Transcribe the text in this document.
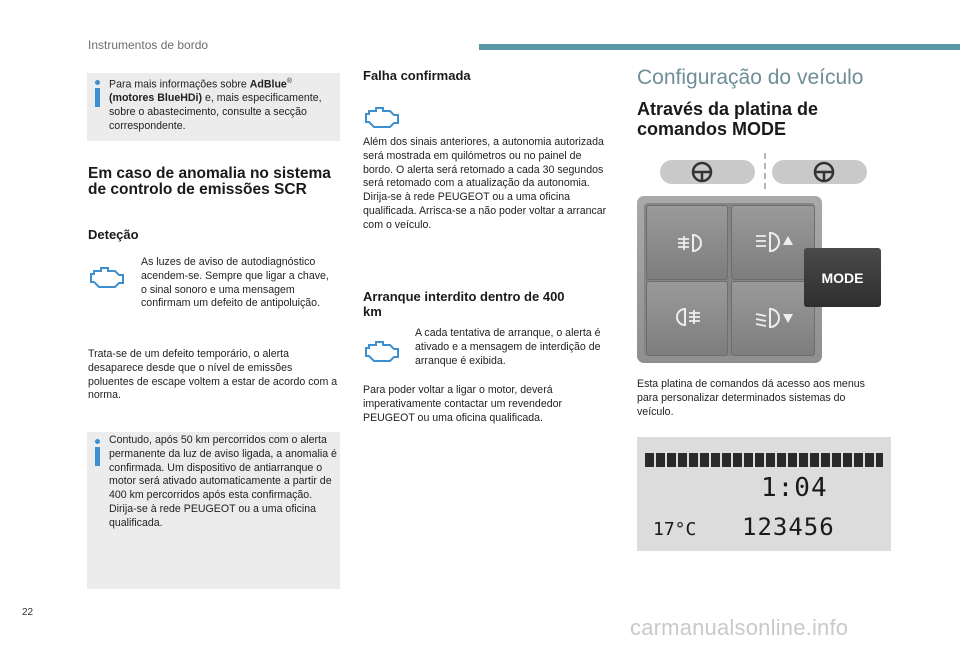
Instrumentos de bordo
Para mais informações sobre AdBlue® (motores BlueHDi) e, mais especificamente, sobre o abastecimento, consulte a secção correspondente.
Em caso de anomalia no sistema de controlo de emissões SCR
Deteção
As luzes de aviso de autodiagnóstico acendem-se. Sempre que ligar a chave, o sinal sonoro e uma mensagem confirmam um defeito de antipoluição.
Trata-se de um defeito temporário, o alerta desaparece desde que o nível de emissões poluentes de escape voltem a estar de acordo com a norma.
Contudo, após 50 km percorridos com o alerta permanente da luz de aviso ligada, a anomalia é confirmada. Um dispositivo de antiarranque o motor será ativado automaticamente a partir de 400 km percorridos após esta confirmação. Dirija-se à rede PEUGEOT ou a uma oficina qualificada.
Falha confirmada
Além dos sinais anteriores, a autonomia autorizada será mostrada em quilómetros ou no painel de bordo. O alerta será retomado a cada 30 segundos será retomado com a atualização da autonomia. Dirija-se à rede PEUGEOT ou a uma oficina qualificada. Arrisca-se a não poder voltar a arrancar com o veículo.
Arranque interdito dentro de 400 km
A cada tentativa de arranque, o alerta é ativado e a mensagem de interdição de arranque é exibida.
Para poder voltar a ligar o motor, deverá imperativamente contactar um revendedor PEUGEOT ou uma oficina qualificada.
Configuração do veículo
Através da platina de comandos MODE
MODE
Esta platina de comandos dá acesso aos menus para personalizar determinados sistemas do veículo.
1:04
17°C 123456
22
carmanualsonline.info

=====

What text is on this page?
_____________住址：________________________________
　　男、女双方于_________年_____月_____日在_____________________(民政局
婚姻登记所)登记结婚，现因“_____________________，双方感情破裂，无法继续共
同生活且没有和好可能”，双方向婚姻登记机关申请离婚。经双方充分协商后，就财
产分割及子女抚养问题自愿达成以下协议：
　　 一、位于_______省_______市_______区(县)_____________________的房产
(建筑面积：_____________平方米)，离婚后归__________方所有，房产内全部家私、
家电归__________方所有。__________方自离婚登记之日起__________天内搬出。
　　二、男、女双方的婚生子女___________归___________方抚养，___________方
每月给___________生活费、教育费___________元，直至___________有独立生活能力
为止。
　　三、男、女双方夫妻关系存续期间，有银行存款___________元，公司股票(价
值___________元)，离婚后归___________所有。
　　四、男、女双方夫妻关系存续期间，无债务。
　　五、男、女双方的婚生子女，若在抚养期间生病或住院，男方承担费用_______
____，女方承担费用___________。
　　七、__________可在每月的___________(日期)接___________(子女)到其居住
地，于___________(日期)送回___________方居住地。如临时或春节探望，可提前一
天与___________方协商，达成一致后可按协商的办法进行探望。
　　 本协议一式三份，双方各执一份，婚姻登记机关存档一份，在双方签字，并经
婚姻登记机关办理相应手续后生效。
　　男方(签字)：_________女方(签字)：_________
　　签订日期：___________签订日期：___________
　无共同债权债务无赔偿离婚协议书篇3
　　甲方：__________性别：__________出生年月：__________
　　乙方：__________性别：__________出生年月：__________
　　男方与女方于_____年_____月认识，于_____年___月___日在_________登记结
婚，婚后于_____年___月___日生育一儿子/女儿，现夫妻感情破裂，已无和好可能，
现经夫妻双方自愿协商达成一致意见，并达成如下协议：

=====

(PROBLEM REQUIREMENTS) Copy all lines above containing the string "emissões".

(TASK OUTPUT)
Em caso de anomalia no sistema de controlo de emissões SCR
Trata-se de um defeito temporário, o alerta desaparece desde que o nível de emissões poluentes de escape voltem a estar de acordo com a norma.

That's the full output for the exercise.